» **GIVEN TASK**
Every line containing the word "nBeach" needs to be found and copied.

** START SUPPLIED DATA **

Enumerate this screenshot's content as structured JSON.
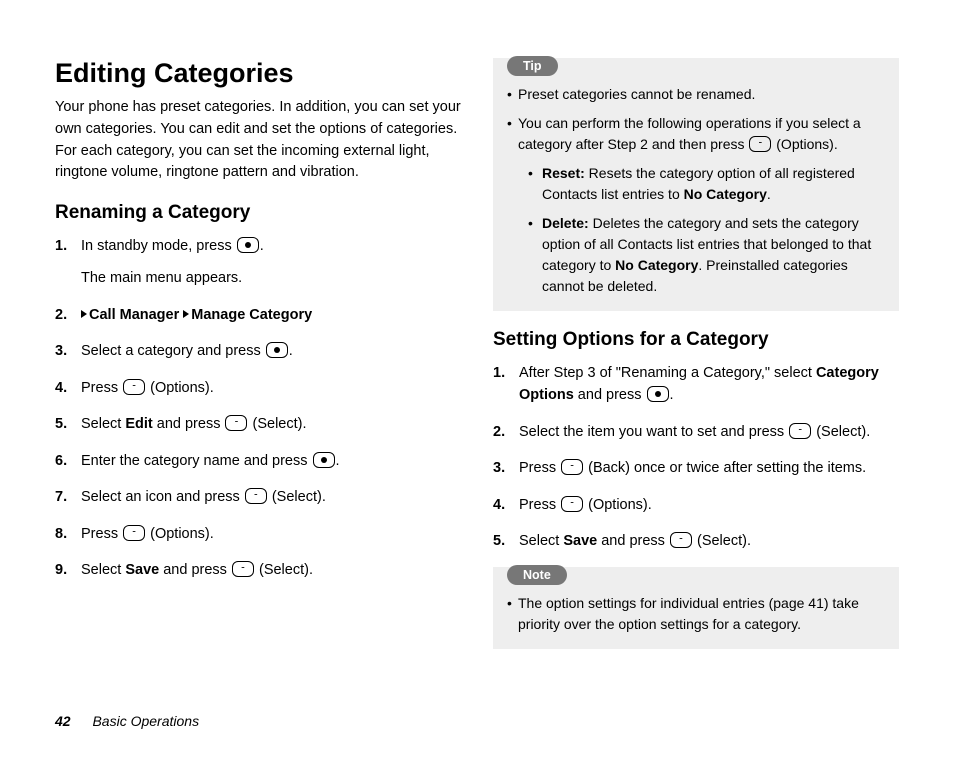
{
  "title": "Editing Categories",
  "intro": "Your phone has preset categories. In addition, you can set your own categories. You can edit and set the options of categories. For each category, you can set the incoming external light, ringtone volume, ringtone pattern and vibration.",
  "renaming": {
    "heading": "Renaming a Category",
    "steps": {
      "s1_a": "In standby mode, press ",
      "s1_b": ".",
      "s1_sub": "The main menu appears.",
      "s2_a": "Call Manager",
      "s2_b": "Manage Category",
      "s3_a": "Select a category and press ",
      "s3_b": ".",
      "s4_a": "Press ",
      "s4_b": " (Options).",
      "s5_a": "Select ",
      "s5_bold": "Edit",
      "s5_b": " and press ",
      "s5_c": " (Select).",
      "s6_a": "Enter the category name and press ",
      "s6_b": ".",
      "s7_a": "Select an icon and press ",
      "s7_b": " (Select).",
      "s8_a": "Press ",
      "s8_b": " (Options).",
      "s9_a": "Select ",
      "s9_bold": "Save",
      "s9_b": " and press ",
      "s9_c": " (Select)."
    }
  },
  "tip": {
    "label": "Tip",
    "items": {
      "t1": "Preset categories cannot be renamed.",
      "t2_a": "You can perform the following operations if you select a category after Step 2 and then press ",
      "t2_b": " (Options).",
      "reset_label": "Reset:",
      "reset_text": " Resets the category option of all registered Contacts list entries to ",
      "reset_bold": "No Category",
      "reset_end": ".",
      "delete_label": "Delete:",
      "delete_text": " Deletes the category and sets the category option of all Contacts list entries that belonged to that category to ",
      "delete_bold": "No Category",
      "delete_end": ". Preinstalled categories cannot be deleted."
    }
  },
  "setting": {
    "heading": "Setting Options for a Category",
    "steps": {
      "s1_a": "After Step 3 of \"Renaming a Category,\" select ",
      "s1_bold": "Category Options",
      "s1_b": " and press ",
      "s1_c": ".",
      "s2_a": "Select the item you want to set and press ",
      "s2_b": " (Select).",
      "s3_a": "Press ",
      "s3_b": " (Back) once or twice after setting the items.",
      "s4_a": "Press ",
      "s4_b": " (Options).",
      "s5_a": "Select ",
      "s5_bold": "Save",
      "s5_b": " and press ",
      "s5_c": " (Select)."
    }
  },
  "note": {
    "label": "Note",
    "n1": "The option settings for individual entries (page 41) take priority over the option settings for a category."
  },
  "footer": {
    "page": "42",
    "section": "Basic Operations"
  }
}
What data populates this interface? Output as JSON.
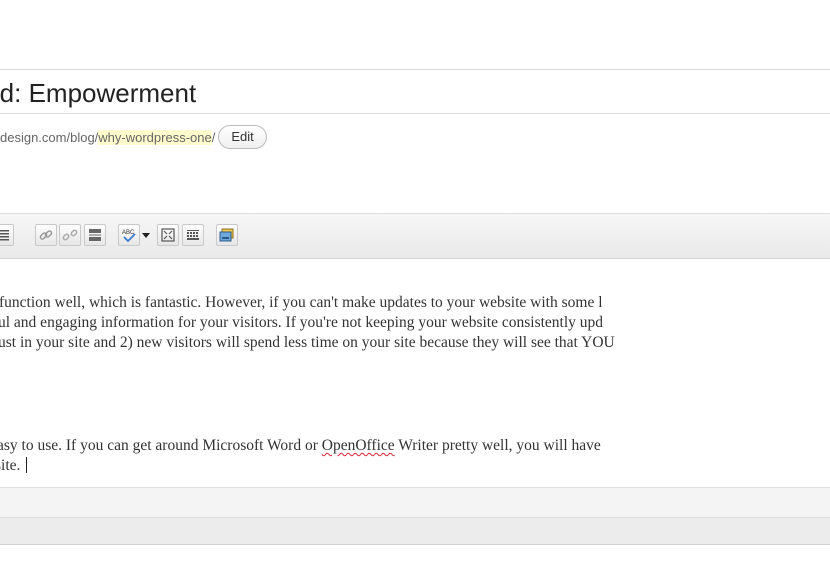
{
  "post": {
    "title": "rd:  Empowerment",
    "permalink_prefix": "design.com/blog/",
    "permalink_slug": "why-wordpress-one",
    "permalink_suffix": "/",
    "edit_label": "Edit"
  },
  "toolbar": {
    "buttons": [
      "align-justify-icon",
      "link-icon",
      "unlink-icon",
      "insert-more-icon",
      "spellcheck-icon",
      "dropdown-arrow-icon",
      "fullscreen-icon",
      "kitchen-sink-icon",
      "add-media-icon"
    ]
  },
  "editor": {
    "p1_line1": "function well, which is fantastic.  However, if you can't make updates to your website with some l",
    "p1_line2": "ul and engaging information for your visitors.  If you're not keeping your website consistently upd",
    "p1_line3": "ust in your site and 2) new visitors will spend less time on your site because they will see that YOU",
    "p2_line1_a": "asy to use.   If you can get around Microsoft Word or ",
    "p2_line1_b": "OpenOffice",
    "p2_line1_c": " Writer pretty well, you will have",
    "p2_line2": "site."
  }
}
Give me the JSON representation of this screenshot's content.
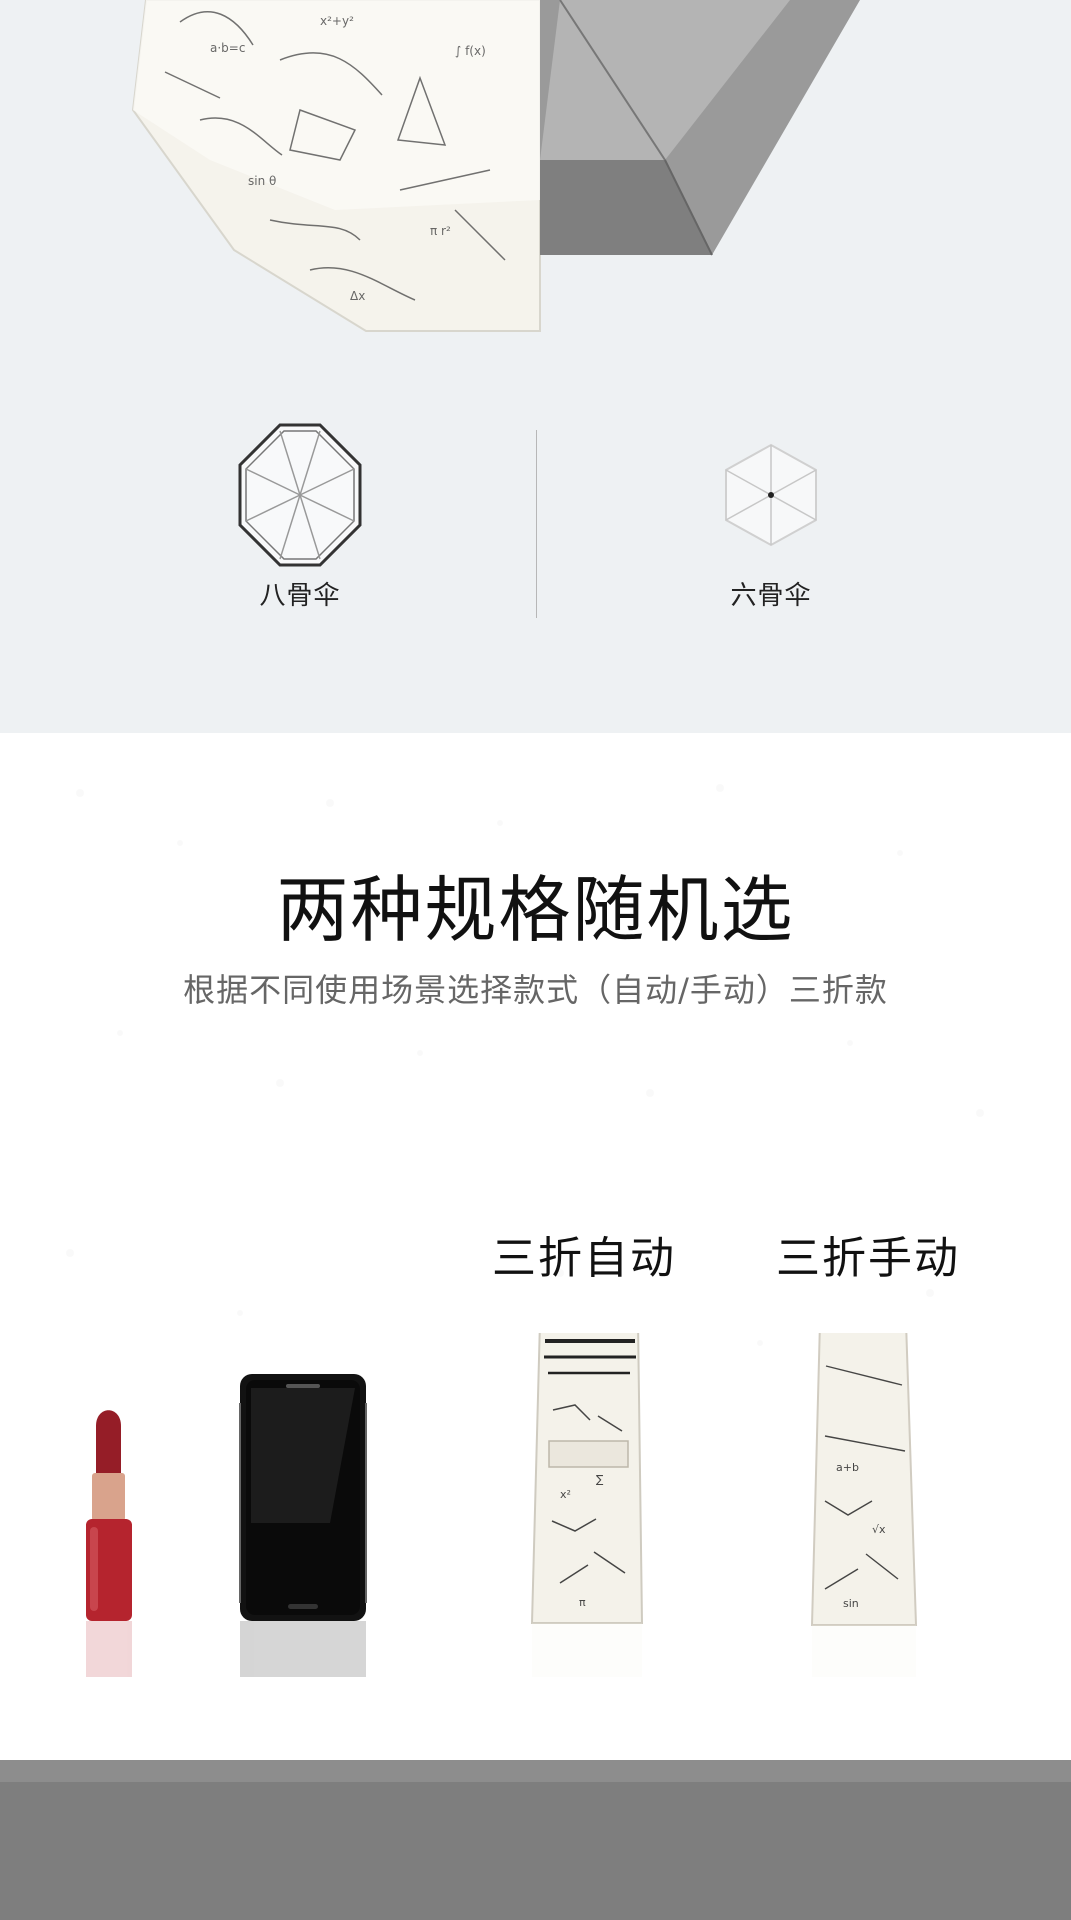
{
  "spec_section": {
    "left_label": "八骨伞",
    "right_label": "六骨伞"
  },
  "headline": "两种规格随机选",
  "subheadline": "根据不同使用场景选择款式（自动/手动）三折款",
  "models": [
    {
      "label": "三折自动"
    },
    {
      "label": "三折手动"
    }
  ],
  "icons": {
    "left": "eight-rib-umbrella-icon",
    "right": "six-rib-umbrella-icon"
  },
  "colors": {
    "top_background": "#eef1f3",
    "bottom_background": "#ffffff",
    "floor": "#7e7e7e",
    "umbrella_canopy": "#f4f2ea",
    "umbrella_handle": "#111111",
    "lipstick": "#a8232d"
  }
}
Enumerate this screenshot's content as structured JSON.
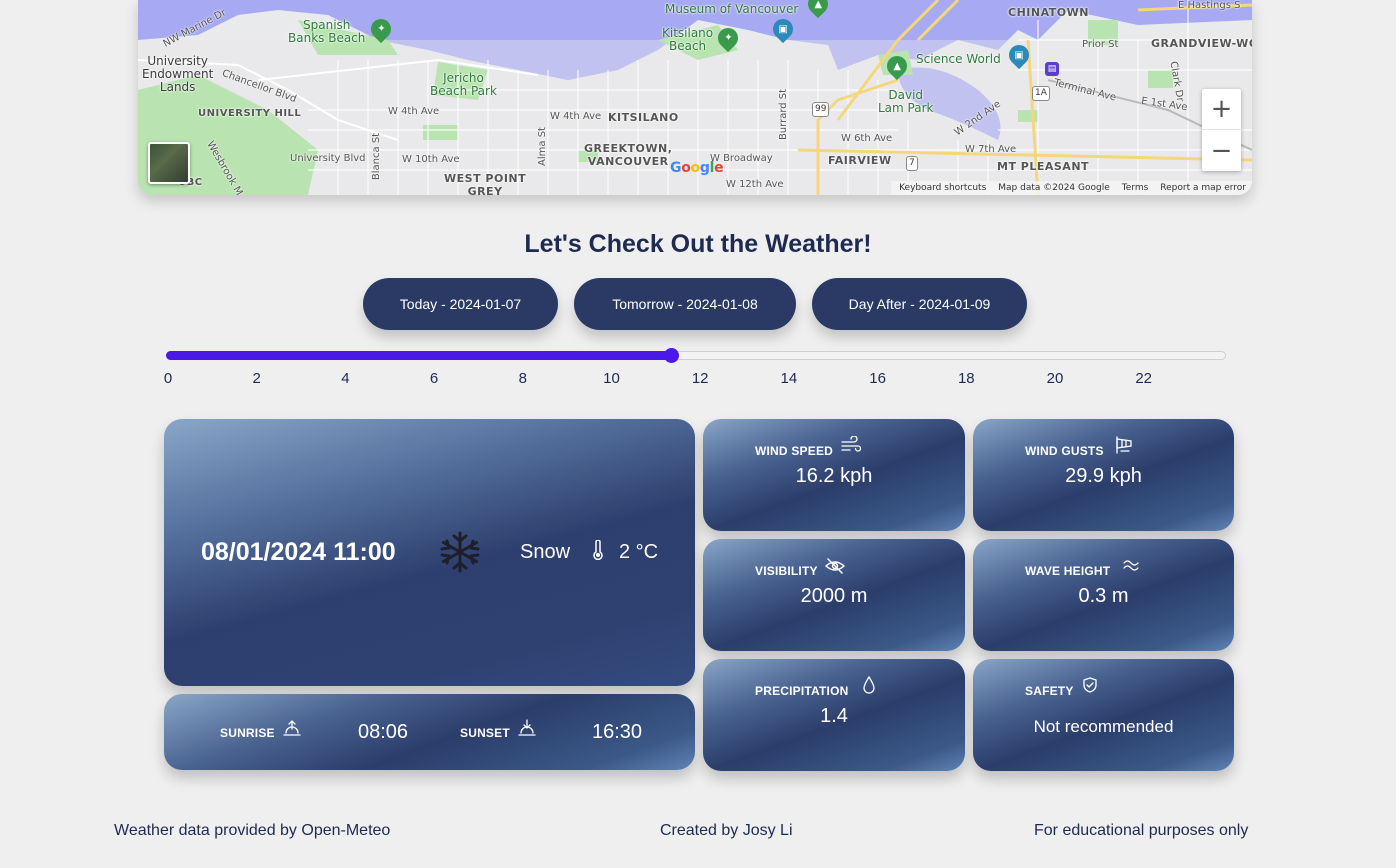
{
  "map": {
    "labels": {
      "nw_marine": "NW Marine Dr",
      "spanish_banks": "Spanish\nBanks Beach",
      "university": "University\nEndowment\nLands",
      "chancellor": "Chancellor Blvd",
      "university_hill": "UNIVERSITY HILL",
      "university_blvd": "University Blvd",
      "wesbrook": "Wesbrook M",
      "ubc": "UBC",
      "jericho": "Jericho\nBeach Park",
      "w4th": "W 4th Ave",
      "w10th": "W 10th Ave",
      "blanca": "Blanca St",
      "alma": "Alma St",
      "west_point_grey": "WEST POINT\nGREY",
      "greektown": "GREEKTOWN,\nVANCOUVER",
      "kitsilano": "KITSILANO",
      "kitsilano_beach": "Kitsilano\nBeach",
      "museum": "Museum of Vancouver",
      "w4th_2": "W 4th Ave",
      "w_broadway": "W Broadway",
      "w12th": "W 12th Ave",
      "burrard": "Burrard St",
      "fairview": "FAIRVIEW",
      "w6th": "W 6th Ave",
      "david_lam": "David\nLam Park",
      "science_world": "Science World",
      "chinatown": "CHINATOWN",
      "e_hastings": "E Hastings S",
      "prior": "Prior St",
      "grandview": "GRANDVIEW-WOO",
      "terminal": "Terminal Ave",
      "e1st": "E 1st Ave",
      "w2nd": "W 2nd Ave",
      "w7th": "W 7th Ave",
      "mt_pleasant": "MT PLEASANT",
      "clark": "Clark Dr",
      "route99": "99",
      "route1a": "1A",
      "route7": "7"
    },
    "google_logo": "Google",
    "footer": {
      "shortcuts": "Keyboard shortcuts",
      "map_data": "Map data ©2024 Google",
      "terms": "Terms",
      "report": "Report a map error"
    },
    "zoom_in": "+",
    "zoom_out": "−"
  },
  "title": "Let's Check Out the Weather!",
  "days": [
    {
      "label": "Today - 2024-01-07"
    },
    {
      "label": "Tomorrow - 2024-01-08"
    },
    {
      "label": "Day After - 2024-01-09"
    }
  ],
  "slider": {
    "ticks": [
      "0",
      "2",
      "4",
      "6",
      "8",
      "10",
      "12",
      "14",
      "16",
      "18",
      "20",
      "22"
    ],
    "value_hour": 11,
    "max_hour": 23,
    "accent": "#4a19e8"
  },
  "main": {
    "datetime": "08/01/2024 11:00",
    "condition": "Snow",
    "temperature": "2 °C",
    "icon": "snowflake-icon"
  },
  "sun": {
    "sunrise_label": "SUNRISE",
    "sunrise": "08:06",
    "sunset_label": "SUNSET",
    "sunset": "16:30"
  },
  "metrics": {
    "wind_speed": {
      "label": "WIND SPEED",
      "value": "16.2 kph",
      "icon": "wind-icon"
    },
    "wind_gusts": {
      "label": "WIND GUSTS",
      "value": "29.9 kph",
      "icon": "windsock-icon"
    },
    "visibility": {
      "label": "VISIBILITY",
      "value": "2000 m",
      "icon": "eye-off-icon"
    },
    "wave_height": {
      "label": "WAVE HEIGHT",
      "value": "0.3 m",
      "icon": "waves-icon"
    },
    "precipitation": {
      "label": "PRECIPITATION",
      "value": "1.4",
      "icon": "droplet-icon"
    },
    "safety": {
      "label": "SAFETY",
      "value": "Not recommended",
      "icon": "shield-check-icon"
    }
  },
  "footer": {
    "left": "Weather data provided by Open-Meteo",
    "center": "Created by Josy Li",
    "right": "For educational purposes only"
  },
  "colors": {
    "card_dark": "#2b3d6b",
    "card_light": "#8aa6c7",
    "button": "#2b3a64",
    "text_dark": "#1e2a52",
    "water": "#a7a9f2",
    "park": "#b9e3b0"
  }
}
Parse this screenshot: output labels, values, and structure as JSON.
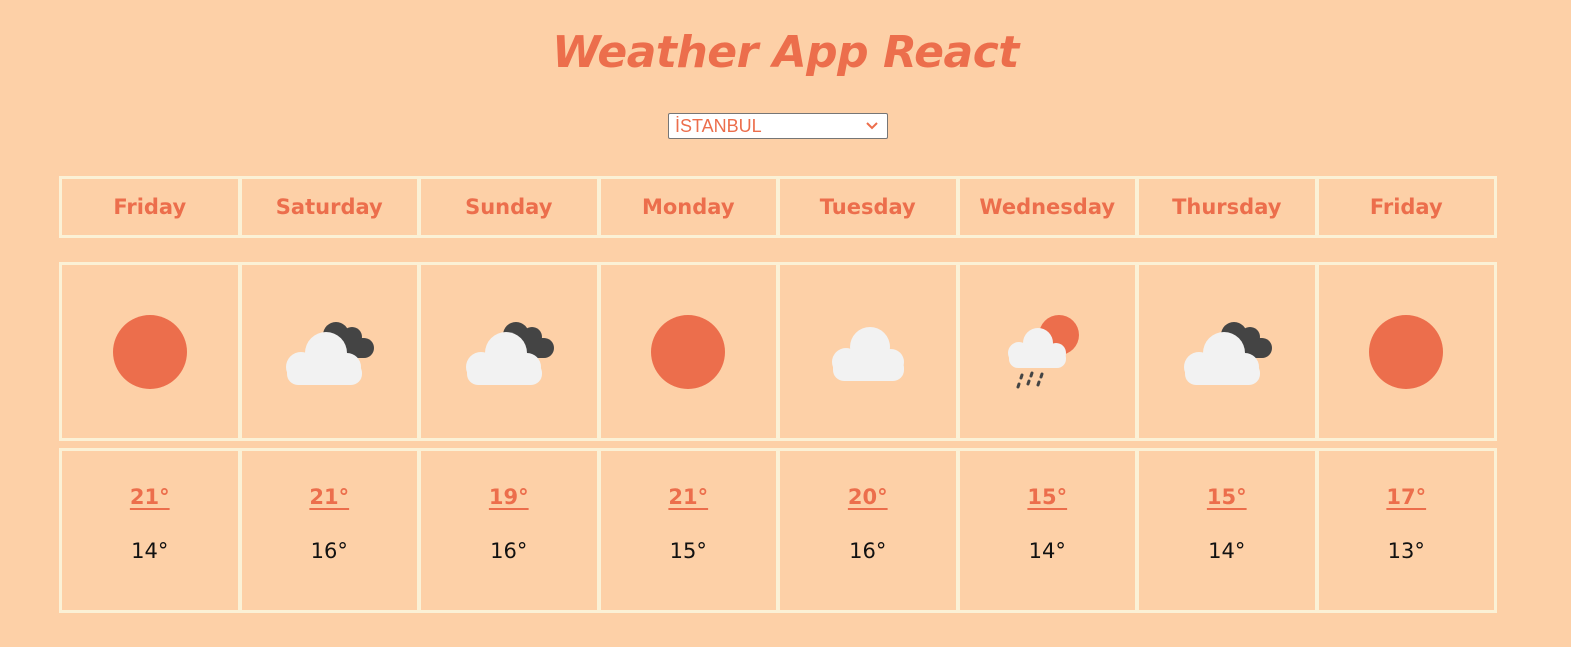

** END SUPPLIED DATA **

» **EXERCISE OUTPUT**
      "jericho": "Jericho\nBeach Park",
      "kitsilano_beach": "Kitsilano\nBeach",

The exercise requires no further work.